▶ _Data records_
-- BEGIN --

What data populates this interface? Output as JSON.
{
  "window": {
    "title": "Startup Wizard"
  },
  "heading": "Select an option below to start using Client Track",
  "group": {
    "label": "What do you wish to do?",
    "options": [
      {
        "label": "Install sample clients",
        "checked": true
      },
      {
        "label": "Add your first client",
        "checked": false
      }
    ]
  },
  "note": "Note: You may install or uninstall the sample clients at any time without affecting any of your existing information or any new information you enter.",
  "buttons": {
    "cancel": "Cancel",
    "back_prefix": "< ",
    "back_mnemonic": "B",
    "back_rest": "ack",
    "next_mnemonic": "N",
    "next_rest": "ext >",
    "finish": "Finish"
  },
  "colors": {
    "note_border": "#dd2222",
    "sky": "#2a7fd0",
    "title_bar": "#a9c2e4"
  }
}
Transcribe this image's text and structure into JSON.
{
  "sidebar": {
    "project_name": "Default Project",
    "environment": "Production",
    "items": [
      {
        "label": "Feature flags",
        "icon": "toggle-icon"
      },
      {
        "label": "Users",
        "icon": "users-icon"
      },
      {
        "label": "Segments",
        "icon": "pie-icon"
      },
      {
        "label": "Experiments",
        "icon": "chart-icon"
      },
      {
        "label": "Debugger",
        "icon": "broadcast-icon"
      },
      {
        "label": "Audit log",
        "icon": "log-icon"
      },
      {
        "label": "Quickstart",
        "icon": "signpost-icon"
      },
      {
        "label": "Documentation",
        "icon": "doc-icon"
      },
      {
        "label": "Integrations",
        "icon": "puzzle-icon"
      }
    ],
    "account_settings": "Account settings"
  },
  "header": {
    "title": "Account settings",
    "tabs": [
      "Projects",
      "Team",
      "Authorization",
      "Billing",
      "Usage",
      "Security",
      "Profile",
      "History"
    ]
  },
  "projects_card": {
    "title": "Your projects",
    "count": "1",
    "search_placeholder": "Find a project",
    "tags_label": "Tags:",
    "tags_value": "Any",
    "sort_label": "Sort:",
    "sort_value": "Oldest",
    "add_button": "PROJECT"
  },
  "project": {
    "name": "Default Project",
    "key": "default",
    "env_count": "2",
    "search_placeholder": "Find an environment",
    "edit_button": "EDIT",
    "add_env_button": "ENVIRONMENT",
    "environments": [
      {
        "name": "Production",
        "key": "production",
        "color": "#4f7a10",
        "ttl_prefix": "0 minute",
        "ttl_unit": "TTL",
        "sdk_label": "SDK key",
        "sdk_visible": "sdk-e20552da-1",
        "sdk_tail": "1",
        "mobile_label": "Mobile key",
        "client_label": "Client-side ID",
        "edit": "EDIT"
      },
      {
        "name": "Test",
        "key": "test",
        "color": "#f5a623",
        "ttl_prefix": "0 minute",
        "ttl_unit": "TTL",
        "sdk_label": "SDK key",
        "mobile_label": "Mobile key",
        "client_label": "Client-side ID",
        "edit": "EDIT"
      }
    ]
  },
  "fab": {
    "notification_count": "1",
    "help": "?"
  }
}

-- END --

▶ _Brief_
Check each line of the data above for the string "this" and report only how many lines have it.

▶ _Exercise response_
2